____ MATERIAL TO PROCESS

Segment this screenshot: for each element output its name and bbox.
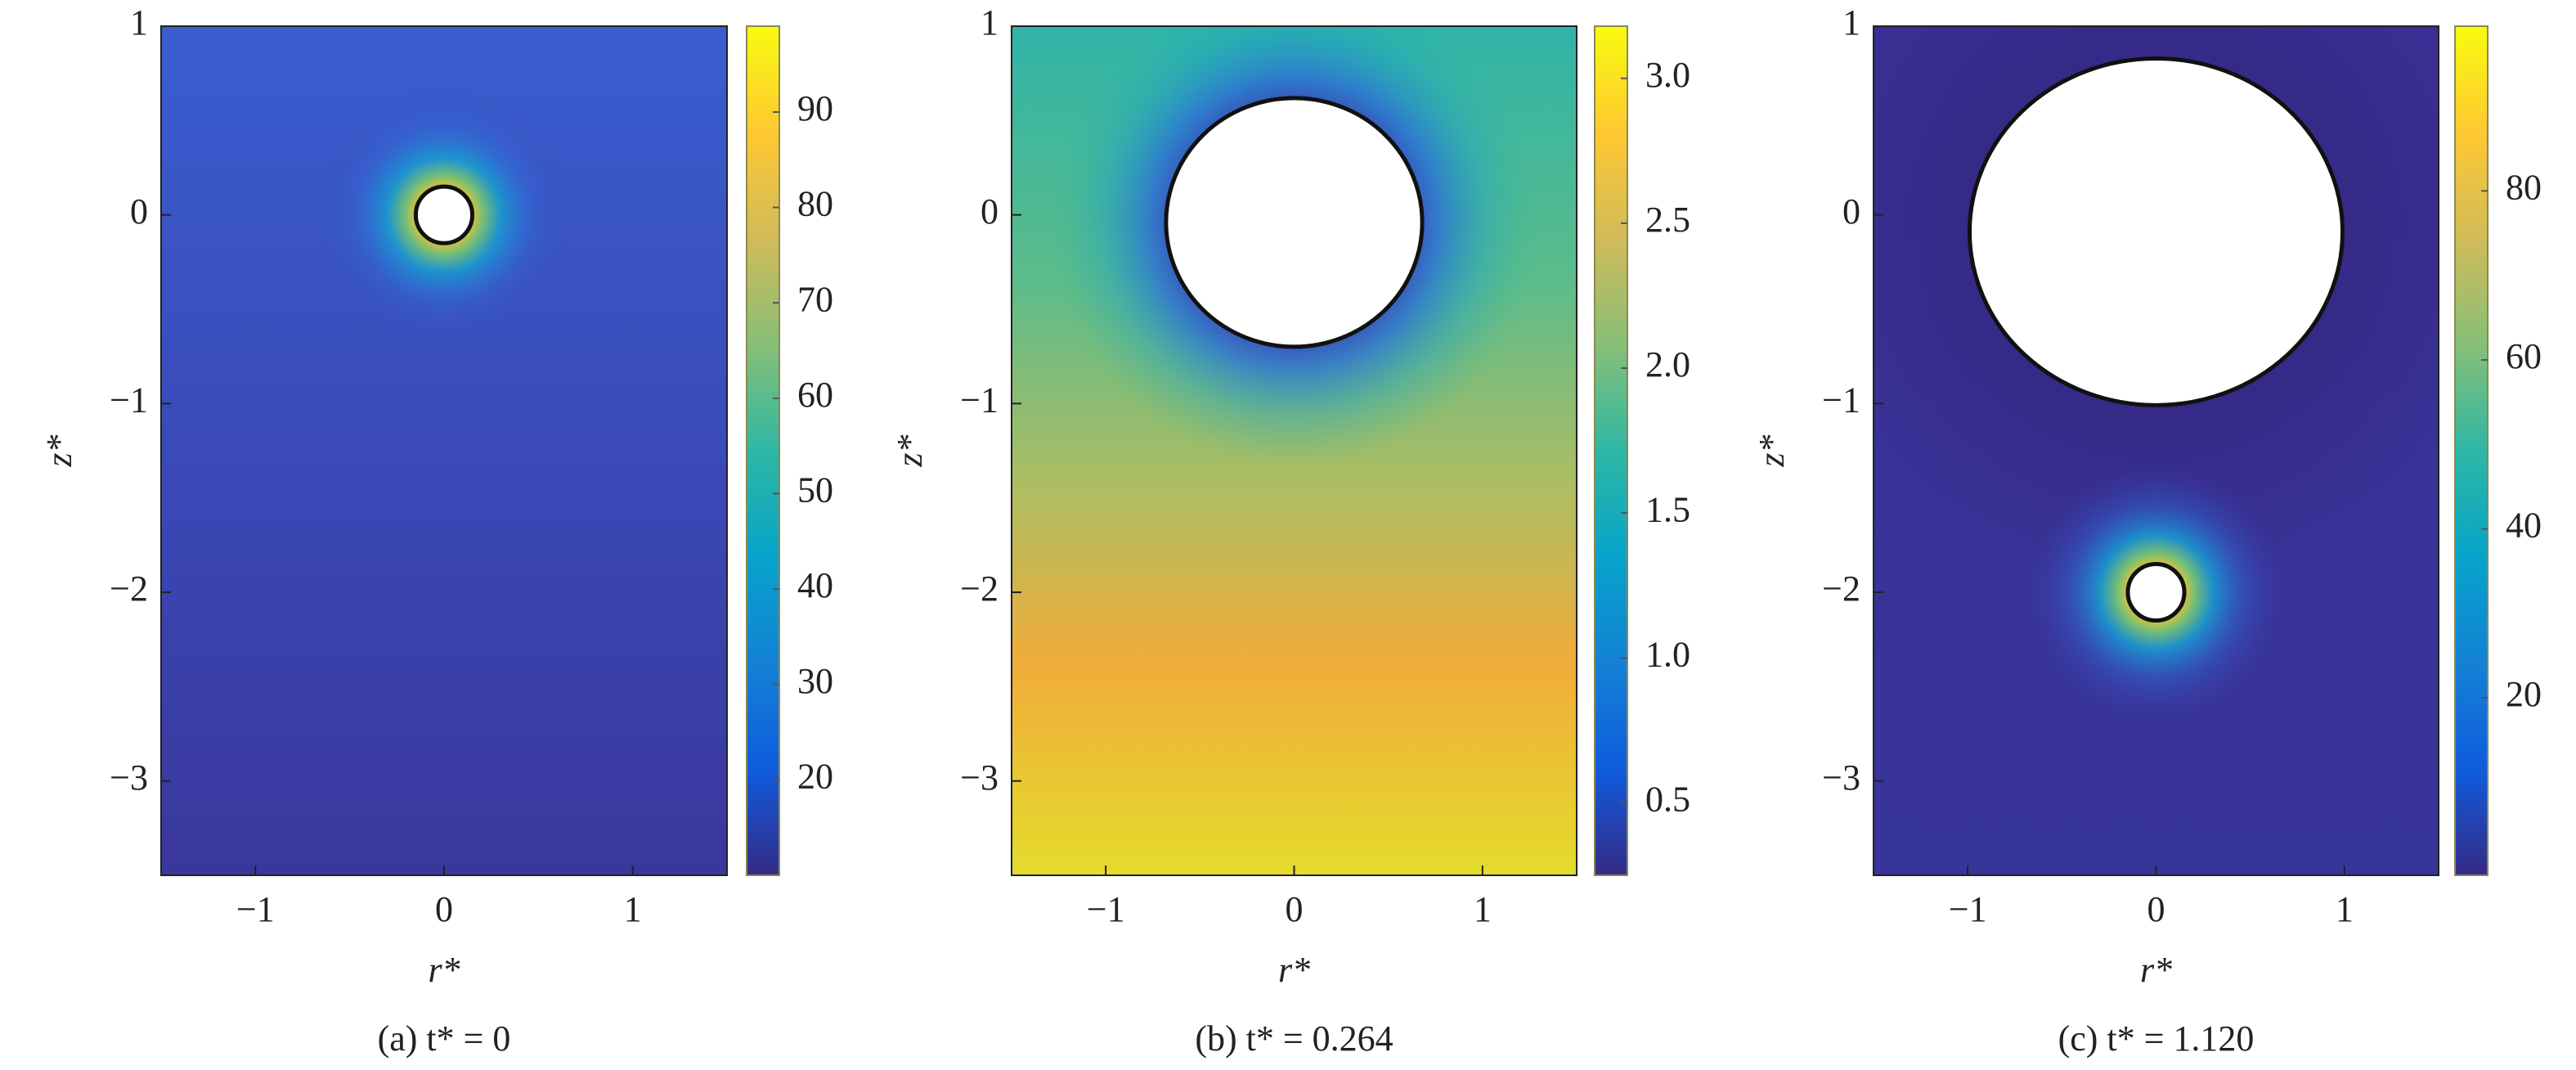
caption: (a) t* = 0 [378,1018,511,1059]
x-tick-label: 0 [1286,889,1304,929]
x-tick-label: 0 [2147,889,2165,929]
colorbar-tick-label: 1.5 [1645,489,1690,529]
y-tick-label: 1 [130,2,148,43]
bubble [1967,56,2345,407]
x-tick-label: 1 [624,889,642,929]
y-tick-label: −1 [110,380,148,420]
colorbar-tick-label: 60 [2506,336,2542,376]
colorbar-tick-label: 40 [797,565,833,605]
x-tick-label: 1 [2336,889,2354,929]
colorbar-tick-label: 1.0 [1645,634,1690,674]
y-tick-label: −3 [110,758,148,798]
x-axis-label: r* [2140,950,2172,990]
field [1012,26,1577,875]
colorbar-tick-label: 70 [797,279,833,319]
y-tick-label: −2 [960,569,999,609]
x-axis-label: r* [1278,950,1310,990]
x-tick-label: −1 [1949,889,1987,929]
x-tick-label: −1 [236,889,275,929]
y-tick-label: 0 [130,191,148,232]
y-tick-label: 0 [981,191,999,232]
y-tick-label: 0 [1842,191,1860,232]
colorbar-tick-label: 20 [797,756,833,796]
colorbar-tick-label: 2.5 [1645,200,1690,240]
colorbar [1594,25,1628,876]
y-tick-label: 1 [981,2,999,43]
colorbar-tick-label: 0.5 [1645,780,1690,820]
colorbar-tick-label: 60 [797,375,833,415]
colorbar-tick-label: 50 [797,470,833,510]
y-tick-label: −1 [1822,380,1860,420]
caption: (c) t* = 1.120 [2058,1018,2255,1059]
caption: (b) t* = 0.264 [1195,1018,1393,1059]
x-tick-label: 1 [1474,889,1492,929]
bubble [2125,561,2187,623]
colorbar-tick-label: 20 [2506,674,2542,714]
colorbar [2454,25,2488,876]
bubble [1164,96,1425,349]
field [1874,26,2439,875]
colorbar-tick-label: 3.0 [1645,55,1690,95]
y-axis-label: z* [890,434,930,467]
y-axis-label: z* [39,434,79,467]
colorbar-tick-label: 80 [2506,167,2542,207]
y-tick-label: −3 [960,758,999,798]
bubble [413,184,475,245]
y-tick-label: −2 [1822,569,1860,609]
y-tick-label: −3 [1822,758,1860,798]
x-tick-label: 0 [435,889,453,929]
colorbar-tick-label: 30 [797,661,833,701]
colorbar-tick-label: 40 [2506,506,2542,546]
x-tick-label: −1 [1087,889,1125,929]
colorbar-tick-label: 90 [797,88,833,128]
y-axis-label: z* [1752,434,1792,467]
y-tick-label: −1 [960,380,999,420]
colorbar-tick-label: 2.0 [1645,344,1690,384]
field [161,26,727,875]
colorbar [746,25,780,876]
y-tick-label: 1 [1842,2,1860,43]
colorbar-tick-label: 80 [797,184,833,224]
y-tick-label: −2 [110,569,148,609]
x-axis-label: r* [428,950,460,990]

________

WHAT THE EXERCISE ASKS » Restate the lines of the records starting with the line with "caption: (a) t* = 0 [378,1018,511,1059]" and going on through the line with "colorbar-tick-label: 0.5 [1645,780,1690,820]", with "bubble" replaced by "droplet" and everything else left unchanged.

SOLUTION »
caption: (a) t* = 0 [378,1018,511,1059]
x-tick-label: 0 [1286,889,1304,929]
x-tick-label: 0 [2147,889,2165,929]
colorbar-tick-label: 1.5 [1645,489,1690,529]
y-tick-label: 1 [130,2,148,43]
droplet [1967,56,2345,407]
x-tick-label: 1 [624,889,642,929]
y-tick-label: −1 [110,380,148,420]
colorbar-tick-label: 60 [2506,336,2542,376]
colorbar-tick-label: 40 [797,565,833,605]
x-tick-label: 1 [2336,889,2354,929]
colorbar-tick-label: 1.0 [1645,634,1690,674]
y-tick-label: −3 [110,758,148,798]
x-axis-label: r* [2140,950,2172,990]
field [1012,26,1577,875]
colorbar-tick-label: 70 [797,279,833,319]
y-tick-label: −2 [960,569,999,609]
x-axis-label: r* [1278,950,1310,990]
x-tick-label: −1 [1949,889,1987,929]
x-tick-label: −1 [236,889,275,929]
y-tick-label: 0 [130,191,148,232]
y-tick-label: 0 [981,191,999,232]
y-tick-label: 0 [1842,191,1860,232]
colorbar-tick-label: 20 [797,756,833,796]
colorbar-tick-label: 2.5 [1645,200,1690,240]
colorbar [1594,25,1628,876]
y-tick-label: 1 [981,2,999,43]
colorbar-tick-label: 0.5 [1645,780,1690,820]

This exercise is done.